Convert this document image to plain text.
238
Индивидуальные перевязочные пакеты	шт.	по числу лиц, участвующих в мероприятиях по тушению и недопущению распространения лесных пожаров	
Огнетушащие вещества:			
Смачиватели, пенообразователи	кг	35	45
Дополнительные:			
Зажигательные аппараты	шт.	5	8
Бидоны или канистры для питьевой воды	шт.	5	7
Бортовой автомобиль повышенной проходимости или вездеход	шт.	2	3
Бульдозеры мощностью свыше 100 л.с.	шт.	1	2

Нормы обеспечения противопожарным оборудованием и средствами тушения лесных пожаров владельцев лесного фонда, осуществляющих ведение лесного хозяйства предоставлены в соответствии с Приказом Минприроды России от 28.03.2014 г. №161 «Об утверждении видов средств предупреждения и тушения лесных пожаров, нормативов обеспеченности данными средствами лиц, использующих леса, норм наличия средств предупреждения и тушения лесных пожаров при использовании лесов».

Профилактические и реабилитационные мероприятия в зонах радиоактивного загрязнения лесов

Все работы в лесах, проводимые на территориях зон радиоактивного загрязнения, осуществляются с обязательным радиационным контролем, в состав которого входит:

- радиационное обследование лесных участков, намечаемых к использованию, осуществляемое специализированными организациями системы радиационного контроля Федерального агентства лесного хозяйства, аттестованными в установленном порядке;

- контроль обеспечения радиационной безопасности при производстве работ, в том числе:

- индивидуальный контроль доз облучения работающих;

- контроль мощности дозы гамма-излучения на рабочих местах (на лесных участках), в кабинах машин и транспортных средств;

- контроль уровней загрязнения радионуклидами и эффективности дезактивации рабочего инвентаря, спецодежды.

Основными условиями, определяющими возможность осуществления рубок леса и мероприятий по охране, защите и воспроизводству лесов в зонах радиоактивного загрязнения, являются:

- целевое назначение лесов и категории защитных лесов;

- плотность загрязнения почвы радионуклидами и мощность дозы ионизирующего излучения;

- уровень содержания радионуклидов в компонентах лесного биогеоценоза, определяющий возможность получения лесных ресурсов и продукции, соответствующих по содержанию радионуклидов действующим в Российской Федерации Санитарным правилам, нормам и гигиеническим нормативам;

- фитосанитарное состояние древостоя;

-------

(THE TASK)
Please output the complete data exactly.

(EXPECTED ANSWER)
Convert this document image to plain text.
238
Индивидуальные перевязочные пакеты	шт.	по числу лиц, участвующих в мероприятиях по тушению и недопущению распространения лесных пожаров	
Огнетушащие вещества:			
Смачиватели, пенообразователи	кг	35	45
Дополнительные:			
Зажигательные аппараты	шт.	5	8
Бидоны или канистры для питьевой воды	шт.	5	7
Бортовой автомобиль повышенной проходимости или вездеход	шт.	2	3
Бульдозеры мощностью свыше 100 л.с.	шт.	1	2

Нормы обеспечения противопожарным оборудованием и средствами тушения лесных пожаров владельцев лесного фонда, осуществляющих ведение лесного хозяйства предоставлены в соответствии с Приказом Минприроды России от 28.03.2014 г. №161 «Об утверждении видов средств предупреждения и тушения лесных пожаров, нормативов обеспеченности данными средствами лиц, использующих леса, норм наличия средств предупреждения и тушения лесных пожаров при использовании лесов».

Профилактические и реабилитационные мероприятия в зонах радиоактивного загрязнения лесов

Все работы в лесах, проводимые на территориях зон радиоактивного загрязнения, осуществляются с обязательным радиационным контролем, в состав которого входит:

- радиационное обследование лесных участков, намечаемых к использованию, осуществляемое специализированными организациями системы радиационного контроля Федерального агентства лесного хозяйства, аттестованными в установленном порядке;

- контроль обеспечения радиационной безопасности при производстве работ, в том числе:

- индивидуальный контроль доз облучения работающих;

- контроль мощности дозы гамма-излучения на рабочих местах (на лесных участках), в кабинах машин и транспортных средств;

- контроль уровней загрязнения радионуклидами и эффективности дезактивации рабочего инвентаря, спецодежды.

Основными условиями, определяющими возможность осуществления рубок леса и мероприятий по охране, защите и воспроизводству лесов в зонах радиоактивного загрязнения, являются:

- целевое назначение лесов и категории защитных лесов;

- плотность загрязнения почвы радионуклидами и мощность дозы ионизирующего излучения;

- уровень содержания радионуклидов в компонентах лесного биогеоценоза, определяющий возможность получения лесных ресурсов и продукции, соответствующих по содержанию радионуклидов действующим в Российской Федерации Санитарным правилам, нормам и гигиеническим нормативам;

- фитосанитарное состояние древостоя;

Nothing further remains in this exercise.